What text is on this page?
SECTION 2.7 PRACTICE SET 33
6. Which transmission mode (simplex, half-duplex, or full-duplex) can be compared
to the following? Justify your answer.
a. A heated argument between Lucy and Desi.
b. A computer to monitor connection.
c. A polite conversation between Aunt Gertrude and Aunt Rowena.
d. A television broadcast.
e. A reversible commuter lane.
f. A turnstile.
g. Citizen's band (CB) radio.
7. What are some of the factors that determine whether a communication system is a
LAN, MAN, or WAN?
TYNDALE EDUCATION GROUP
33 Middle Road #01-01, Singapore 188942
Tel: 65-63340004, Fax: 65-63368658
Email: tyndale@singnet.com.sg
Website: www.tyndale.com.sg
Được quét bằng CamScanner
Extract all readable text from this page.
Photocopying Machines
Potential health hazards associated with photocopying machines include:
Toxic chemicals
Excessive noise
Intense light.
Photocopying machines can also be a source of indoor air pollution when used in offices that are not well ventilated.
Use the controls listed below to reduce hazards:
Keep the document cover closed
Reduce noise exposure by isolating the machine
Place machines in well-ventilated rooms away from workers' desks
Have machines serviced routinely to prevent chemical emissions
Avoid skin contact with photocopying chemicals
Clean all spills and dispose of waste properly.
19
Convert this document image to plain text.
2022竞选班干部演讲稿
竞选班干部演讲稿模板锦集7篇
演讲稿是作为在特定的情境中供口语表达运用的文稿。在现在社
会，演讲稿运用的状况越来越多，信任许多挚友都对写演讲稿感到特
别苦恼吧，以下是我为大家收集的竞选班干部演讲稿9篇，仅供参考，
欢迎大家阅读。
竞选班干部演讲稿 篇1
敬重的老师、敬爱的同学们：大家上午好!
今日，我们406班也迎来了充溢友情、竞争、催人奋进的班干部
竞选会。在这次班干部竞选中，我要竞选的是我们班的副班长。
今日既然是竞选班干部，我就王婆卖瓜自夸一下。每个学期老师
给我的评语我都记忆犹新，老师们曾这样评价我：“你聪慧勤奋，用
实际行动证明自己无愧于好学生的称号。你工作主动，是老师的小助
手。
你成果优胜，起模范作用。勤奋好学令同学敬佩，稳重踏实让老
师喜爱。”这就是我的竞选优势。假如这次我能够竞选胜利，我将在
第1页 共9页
=-=-=-=-=
> [What you need to do] All entries shown above should be printed again exactly.

> [Full response]
What text is on this page?
SECTION 2.7 PRACTICE SET 33
6. Which transmission mode (simplex, half-duplex, or full-duplex) can be compared
to the following? Justify your answer.
a. A heated argument between Lucy and Desi.
b. A computer to monitor connection.
c. A polite conversation between Aunt Gertrude and Aunt Rowena.
d. A television broadcast.
e. A reversible commuter lane.
f. A turnstile.
g. Citizen's band (CB) radio.
7. What are some of the factors that determine whether a communication system is a
LAN, MAN, or WAN?
TYNDALE EDUCATION GROUP
33 Middle Road #01-01, Singapore 188942
Tel: 65-63340004, Fax: 65-63368658
Email: tyndale@singnet.com.sg
Website: www.tyndale.com.sg
Được quét bằng CamScanner
Extract all readable text from this page.
Photocopying Machines
Potential health hazards associated with photocopying machines include:
Toxic chemicals
Excessive noise
Intense light.
Photocopying machines can also be a source of indoor air pollution when used in offices that are not well ventilated.
Use the controls listed below to reduce hazards:
Keep the document cover closed
Reduce noise exposure by isolating the machine
Place machines in well-ventilated rooms away from workers' desks
Have machines serviced routinely to prevent chemical emissions
Avoid skin contact with photocopying chemicals
Clean all spills and dispose of waste properly.
19
Convert this document image to plain text.
2022竞选班干部演讲稿
竞选班干部演讲稿模板锦集7篇
演讲稿是作为在特定的情境中供口语表达运用的文稿。在现在社
会，演讲稿运用的状况越来越多，信任许多挚友都对写演讲稿感到特
别苦恼吧，以下是我为大家收集的竞选班干部演讲稿9篇，仅供参考，
欢迎大家阅读。
竞选班干部演讲稿 篇1
敬重的老师、敬爱的同学们：大家上午好!
今日，我们406班也迎来了充溢友情、竞争、催人奋进的班干部
竞选会。在这次班干部竞选中，我要竞选的是我们班的副班长。
今日既然是竞选班干部，我就王婆卖瓜自夸一下。每个学期老师
给我的评语我都记忆犹新，老师们曾这样评价我：“你聪慧勤奋，用
实际行动证明自己无愧于好学生的称号。你工作主动，是老师的小助
手。
你成果优胜，起模范作用。勤奋好学令同学敬佩，稳重踏实让老
师喜爱。”这就是我的竞选优势。假如这次我能够竞选胜利，我将在
第1页 共9页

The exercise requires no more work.